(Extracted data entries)
++++++

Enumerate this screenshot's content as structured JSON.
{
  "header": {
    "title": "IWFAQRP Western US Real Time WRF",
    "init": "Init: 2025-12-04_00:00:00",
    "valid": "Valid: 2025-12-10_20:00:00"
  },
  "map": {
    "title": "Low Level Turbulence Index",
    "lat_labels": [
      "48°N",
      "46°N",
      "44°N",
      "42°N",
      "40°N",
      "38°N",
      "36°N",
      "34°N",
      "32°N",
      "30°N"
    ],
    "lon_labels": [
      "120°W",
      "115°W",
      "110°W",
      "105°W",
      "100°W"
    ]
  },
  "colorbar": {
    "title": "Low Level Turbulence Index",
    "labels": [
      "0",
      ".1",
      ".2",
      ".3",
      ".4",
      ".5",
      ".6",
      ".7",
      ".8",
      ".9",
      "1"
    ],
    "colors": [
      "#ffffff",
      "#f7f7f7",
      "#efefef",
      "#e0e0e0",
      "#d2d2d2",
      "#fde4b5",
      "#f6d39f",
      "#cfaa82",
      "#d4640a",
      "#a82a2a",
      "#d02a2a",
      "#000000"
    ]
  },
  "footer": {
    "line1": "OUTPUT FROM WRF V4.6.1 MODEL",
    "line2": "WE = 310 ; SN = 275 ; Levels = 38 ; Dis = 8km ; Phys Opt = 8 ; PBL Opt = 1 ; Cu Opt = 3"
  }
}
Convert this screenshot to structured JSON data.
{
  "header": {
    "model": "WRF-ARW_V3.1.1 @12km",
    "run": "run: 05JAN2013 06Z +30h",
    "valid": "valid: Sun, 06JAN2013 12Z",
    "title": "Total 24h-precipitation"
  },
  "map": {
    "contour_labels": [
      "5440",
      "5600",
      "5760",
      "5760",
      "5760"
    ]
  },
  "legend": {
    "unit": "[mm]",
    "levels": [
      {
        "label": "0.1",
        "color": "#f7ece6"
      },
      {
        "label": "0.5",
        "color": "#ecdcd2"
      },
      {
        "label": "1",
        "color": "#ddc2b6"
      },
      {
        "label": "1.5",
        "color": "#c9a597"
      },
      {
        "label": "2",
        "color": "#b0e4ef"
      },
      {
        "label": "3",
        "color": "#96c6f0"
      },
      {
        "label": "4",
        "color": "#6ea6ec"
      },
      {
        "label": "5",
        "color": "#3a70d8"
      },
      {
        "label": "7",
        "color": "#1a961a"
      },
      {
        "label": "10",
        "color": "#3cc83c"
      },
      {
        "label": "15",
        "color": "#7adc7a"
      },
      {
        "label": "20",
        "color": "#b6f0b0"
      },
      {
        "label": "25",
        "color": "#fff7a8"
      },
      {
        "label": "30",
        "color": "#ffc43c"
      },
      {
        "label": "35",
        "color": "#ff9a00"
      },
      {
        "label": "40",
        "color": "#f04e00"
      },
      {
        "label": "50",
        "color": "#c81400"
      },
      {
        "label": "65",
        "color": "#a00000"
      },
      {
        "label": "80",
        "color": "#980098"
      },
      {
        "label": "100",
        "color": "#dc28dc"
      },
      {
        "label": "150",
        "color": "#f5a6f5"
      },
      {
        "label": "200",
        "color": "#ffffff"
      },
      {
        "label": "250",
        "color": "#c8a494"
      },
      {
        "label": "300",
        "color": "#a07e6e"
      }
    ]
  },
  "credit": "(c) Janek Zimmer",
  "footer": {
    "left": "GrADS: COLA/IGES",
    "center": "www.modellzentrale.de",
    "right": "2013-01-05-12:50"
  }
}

++++++

Restate every entry word for word.

Enumerate this screenshot's content as structured JSON.
{
  "header": {
    "title": "IWFAQRP Western US Real Time WRF",
    "init": "Init: 2025-12-04_00:00:00",
    "valid": "Valid: 2025-12-10_20:00:00"
  },
  "map": {
    "title": "Low Level Turbulence Index",
    "lat_labels": [
      "48°N",
      "46°N",
      "44°N",
      "42°N",
      "40°N",
      "38°N",
      "36°N",
      "34°N",
      "32°N",
      "30°N"
    ],
    "lon_labels": [
      "120°W",
      "115°W",
      "110°W",
      "105°W",
      "100°W"
    ]
  },
  "colorbar": {
    "title": "Low Level Turbulence Index",
    "labels": [
      "0",
      ".1",
      ".2",
      ".3",
      ".4",
      ".5",
      ".6",
      ".7",
      ".8",
      ".9",
      "1"
    ],
    "colors": [
      "#ffffff",
      "#f7f7f7",
      "#efefef",
      "#e0e0e0",
      "#d2d2d2",
      "#fde4b5",
      "#f6d39f",
      "#cfaa82",
      "#d4640a",
      "#a82a2a",
      "#d02a2a",
      "#000000"
    ]
  },
  "footer": {
    "line1": "OUTPUT FROM WRF V4.6.1 MODEL",
    "line2": "WE = 310 ; SN = 275 ; Levels = 38 ; Dis = 8km ; Phys Opt = 8 ; PBL Opt = 1 ; Cu Opt = 3"
  }
}
Convert this screenshot to structured JSON data.
{
  "header": {
    "model": "WRF-ARW_V3.1.1 @12km",
    "run": "run: 05JAN2013 06Z +30h",
    "valid": "valid: Sun, 06JAN2013 12Z",
    "title": "Total 24h-precipitation"
  },
  "map": {
    "contour_labels": [
      "5440",
      "5600",
      "5760",
      "5760",
      "5760"
    ]
  },
  "legend": {
    "unit": "[mm]",
    "levels": [
      {
        "label": "0.1",
        "color": "#f7ece6"
      },
      {
        "label": "0.5",
        "color": "#ecdcd2"
      },
      {
        "label": "1",
        "color": "#ddc2b6"
      },
      {
        "label": "1.5",
        "color": "#c9a597"
      },
      {
        "label": "2",
        "color": "#b0e4ef"
      },
      {
        "label": "3",
        "color": "#96c6f0"
      },
      {
        "label": "4",
        "color": "#6ea6ec"
      },
      {
        "label": "5",
        "color": "#3a70d8"
      },
      {
        "label": "7",
        "color": "#1a961a"
      },
      {
        "label": "10",
        "color": "#3cc83c"
      },
      {
        "label": "15",
        "color": "#7adc7a"
      },
      {
        "label": "20",
        "color": "#b6f0b0"
      },
      {
        "label": "25",
        "color": "#fff7a8"
      },
      {
        "label": "30",
        "color": "#ffc43c"
      },
      {
        "label": "35",
        "color": "#ff9a00"
      },
      {
        "label": "40",
        "color": "#f04e00"
      },
      {
        "label": "50",
        "color": "#c81400"
      },
      {
        "label": "65",
        "color": "#a00000"
      },
      {
        "label": "80",
        "color": "#980098"
      },
      {
        "label": "100",
        "color": "#dc28dc"
      },
      {
        "label": "150",
        "color": "#f5a6f5"
      },
      {
        "label": "200",
        "color": "#ffffff"
      },
      {
        "label": "250",
        "color": "#c8a494"
      },
      {
        "label": "300",
        "color": "#a07e6e"
      }
    ]
  },
  "credit": "(c) Janek Zimmer",
  "footer": {
    "left": "GrADS: COLA/IGES",
    "center": "www.modellzentrale.de",
    "right": "2013-01-05-12:50"
  }
}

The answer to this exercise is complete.